▶ **Given instruction**: Exactly reproduce each line of the listing that follows.

▶ **Stored rows**:

╔══

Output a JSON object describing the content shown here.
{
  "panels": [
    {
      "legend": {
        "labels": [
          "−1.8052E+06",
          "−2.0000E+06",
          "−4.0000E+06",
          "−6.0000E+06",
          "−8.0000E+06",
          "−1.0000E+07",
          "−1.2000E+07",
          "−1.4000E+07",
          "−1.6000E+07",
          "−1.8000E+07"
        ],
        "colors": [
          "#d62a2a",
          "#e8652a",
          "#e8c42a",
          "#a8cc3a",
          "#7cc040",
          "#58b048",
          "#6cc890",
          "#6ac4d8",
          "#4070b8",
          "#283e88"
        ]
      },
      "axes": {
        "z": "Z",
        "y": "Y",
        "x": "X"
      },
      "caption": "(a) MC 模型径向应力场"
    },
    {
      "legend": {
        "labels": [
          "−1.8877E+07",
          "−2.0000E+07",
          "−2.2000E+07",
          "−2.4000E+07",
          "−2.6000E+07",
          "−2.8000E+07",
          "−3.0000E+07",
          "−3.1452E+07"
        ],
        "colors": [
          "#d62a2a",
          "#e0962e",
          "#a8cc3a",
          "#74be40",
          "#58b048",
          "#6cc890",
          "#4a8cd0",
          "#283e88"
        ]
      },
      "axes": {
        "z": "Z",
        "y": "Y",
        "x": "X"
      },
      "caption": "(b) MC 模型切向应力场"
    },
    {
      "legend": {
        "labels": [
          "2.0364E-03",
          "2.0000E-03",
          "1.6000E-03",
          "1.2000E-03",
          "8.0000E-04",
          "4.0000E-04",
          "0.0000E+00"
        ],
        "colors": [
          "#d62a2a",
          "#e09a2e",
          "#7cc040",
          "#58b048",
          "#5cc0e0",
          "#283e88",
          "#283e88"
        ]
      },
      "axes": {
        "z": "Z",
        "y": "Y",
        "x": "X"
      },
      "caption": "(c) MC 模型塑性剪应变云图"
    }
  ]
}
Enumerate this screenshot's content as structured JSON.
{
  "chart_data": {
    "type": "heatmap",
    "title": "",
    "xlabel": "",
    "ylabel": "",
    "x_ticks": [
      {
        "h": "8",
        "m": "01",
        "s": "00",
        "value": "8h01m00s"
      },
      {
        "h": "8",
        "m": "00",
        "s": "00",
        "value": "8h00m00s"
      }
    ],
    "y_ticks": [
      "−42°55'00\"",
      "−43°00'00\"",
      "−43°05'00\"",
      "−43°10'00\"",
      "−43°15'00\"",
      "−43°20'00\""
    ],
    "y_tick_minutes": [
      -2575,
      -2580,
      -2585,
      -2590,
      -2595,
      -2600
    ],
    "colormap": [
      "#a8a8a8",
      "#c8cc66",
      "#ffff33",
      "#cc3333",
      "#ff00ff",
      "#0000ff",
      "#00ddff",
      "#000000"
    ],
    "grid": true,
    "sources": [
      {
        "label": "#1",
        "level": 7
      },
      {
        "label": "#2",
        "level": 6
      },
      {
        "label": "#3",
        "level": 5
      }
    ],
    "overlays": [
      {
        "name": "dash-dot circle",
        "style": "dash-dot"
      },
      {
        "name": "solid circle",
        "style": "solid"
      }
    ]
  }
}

╚══

▶ **Task result**:
Output a JSON object describing the content shown here.
{
  "panels": [
    {
      "legend": {
        "labels": [
          "−1.8052E+06",
          "−2.0000E+06",
          "−4.0000E+06",
          "−6.0000E+06",
          "−8.0000E+06",
          "−1.0000E+07",
          "−1.2000E+07",
          "−1.4000E+07",
          "−1.6000E+07",
          "−1.8000E+07"
        ],
        "colors": [
          "#d62a2a",
          "#e8652a",
          "#e8c42a",
          "#a8cc3a",
          "#7cc040",
          "#58b048",
          "#6cc890",
          "#6ac4d8",
          "#4070b8",
          "#283e88"
        ]
      },
      "axes": {
        "z": "Z",
        "y": "Y",
        "x": "X"
      },
      "caption": "(a) MC 模型径向应力场"
    },
    {
      "legend": {
        "labels": [
          "−1.8877E+07",
          "−2.0000E+07",
          "−2.2000E+07",
          "−2.4000E+07",
          "−2.6000E+07",
          "−2.8000E+07",
          "−3.0000E+07",
          "−3.1452E+07"
        ],
        "colors": [
          "#d62a2a",
          "#e0962e",
          "#a8cc3a",
          "#74be40",
          "#58b048",
          "#6cc890",
          "#4a8cd0",
          "#283e88"
        ]
      },
      "axes": {
        "z": "Z",
        "y": "Y",
        "x": "X"
      },
      "caption": "(b) MC 模型切向应力场"
    },
    {
      "legend": {
        "labels": [
          "2.0364E-03",
          "2.0000E-03",
          "1.6000E-03",
          "1.2000E-03",
          "8.0000E-04",
          "4.0000E-04",
          "0.0000E+00"
        ],
        "colors": [
          "#d62a2a",
          "#e09a2e",
          "#7cc040",
          "#58b048",
          "#5cc0e0",
          "#283e88",
          "#283e88"
        ]
      },
      "axes": {
        "z": "Z",
        "y": "Y",
        "x": "X"
      },
      "caption": "(c) MC 模型塑性剪应变云图"
    }
  ]
}
Enumerate this screenshot's content as structured JSON.
{
  "chart_data": {
    "type": "heatmap",
    "title": "",
    "xlabel": "",
    "ylabel": "",
    "x_ticks": [
      {
        "h": "8",
        "m": "01",
        "s": "00",
        "value": "8h01m00s"
      },
      {
        "h": "8",
        "m": "00",
        "s": "00",
        "value": "8h00m00s"
      }
    ],
    "y_ticks": [
      "−42°55'00\"",
      "−43°00'00\"",
      "−43°05'00\"",
      "−43°10'00\"",
      "−43°15'00\"",
      "−43°20'00\""
    ],
    "y_tick_minutes": [
      -2575,
      -2580,
      -2585,
      -2590,
      -2595,
      -2600
    ],
    "colormap": [
      "#a8a8a8",
      "#c8cc66",
      "#ffff33",
      "#cc3333",
      "#ff00ff",
      "#0000ff",
      "#00ddff",
      "#000000"
    ],
    "grid": true,
    "sources": [
      {
        "label": "#1",
        "level": 7
      },
      {
        "label": "#2",
        "level": 6
      },
      {
        "label": "#3",
        "level": 5
      }
    ],
    "overlays": [
      {
        "name": "dash-dot circle",
        "style": "dash-dot"
      },
      {
        "name": "solid circle",
        "style": "solid"
      }
    ]
  }
}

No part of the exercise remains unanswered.